WHAT YOU WILL DO: Output the material below in full, exactly as it is.

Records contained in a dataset
>>

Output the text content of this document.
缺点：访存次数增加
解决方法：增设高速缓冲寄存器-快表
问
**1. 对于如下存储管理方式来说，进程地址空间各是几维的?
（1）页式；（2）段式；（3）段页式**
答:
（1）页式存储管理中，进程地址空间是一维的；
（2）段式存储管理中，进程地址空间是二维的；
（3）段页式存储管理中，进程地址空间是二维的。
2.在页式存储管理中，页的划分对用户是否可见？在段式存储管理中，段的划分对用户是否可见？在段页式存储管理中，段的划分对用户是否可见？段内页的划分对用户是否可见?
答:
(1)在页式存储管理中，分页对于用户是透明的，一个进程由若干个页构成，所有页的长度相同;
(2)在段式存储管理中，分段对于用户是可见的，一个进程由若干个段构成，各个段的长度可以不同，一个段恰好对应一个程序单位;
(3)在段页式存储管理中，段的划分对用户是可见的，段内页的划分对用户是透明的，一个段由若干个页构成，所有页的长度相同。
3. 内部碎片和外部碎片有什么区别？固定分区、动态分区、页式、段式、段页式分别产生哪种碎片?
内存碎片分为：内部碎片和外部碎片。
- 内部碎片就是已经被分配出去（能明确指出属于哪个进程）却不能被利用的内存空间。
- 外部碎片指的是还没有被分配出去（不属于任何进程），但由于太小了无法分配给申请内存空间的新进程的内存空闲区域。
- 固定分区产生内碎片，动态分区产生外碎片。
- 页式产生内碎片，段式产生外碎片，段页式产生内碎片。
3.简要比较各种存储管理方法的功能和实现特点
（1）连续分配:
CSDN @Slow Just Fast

<<

PROBLEM SOLUTION:
Output the text content of this document.
缺点：访存次数增加
解决方法：增设高速缓冲寄存器-快表
问
**1. 对于如下存储管理方式来说，进程地址空间各是几维的?
（1）页式；（2）段式；（3）段页式**
答:
（1）页式存储管理中，进程地址空间是一维的；
（2）段式存储管理中，进程地址空间是二维的；
（3）段页式存储管理中，进程地址空间是二维的。
2.在页式存储管理中，页的划分对用户是否可见？在段式存储管理中，段的划分对用户是否可见？在段页式存储管理中，段的划分对用户是否可见？段内页的划分对用户是否可见?
答:
(1)在页式存储管理中，分页对于用户是透明的，一个进程由若干个页构成，所有页的长度相同;
(2)在段式存储管理中，分段对于用户是可见的，一个进程由若干个段构成，各个段的长度可以不同，一个段恰好对应一个程序单位;
(3)在段页式存储管理中，段的划分对用户是可见的，段内页的划分对用户是透明的，一个段由若干个页构成，所有页的长度相同。
3. 内部碎片和外部碎片有什么区别？固定分区、动态分区、页式、段式、段页式分别产生哪种碎片?
内存碎片分为：内部碎片和外部碎片。
- 内部碎片就是已经被分配出去（能明确指出属于哪个进程）却不能被利用的内存空间。
- 外部碎片指的是还没有被分配出去（不属于任何进程），但由于太小了无法分配给申请内存空间的新进程的内存空闲区域。
- 固定分区产生内碎片，动态分区产生外碎片。
- 页式产生内碎片，段式产生外碎片，段页式产生内碎片。
3.简要比较各种存储管理方法的功能和实现特点
（1）连续分配:
CSDN @Slow Just Fast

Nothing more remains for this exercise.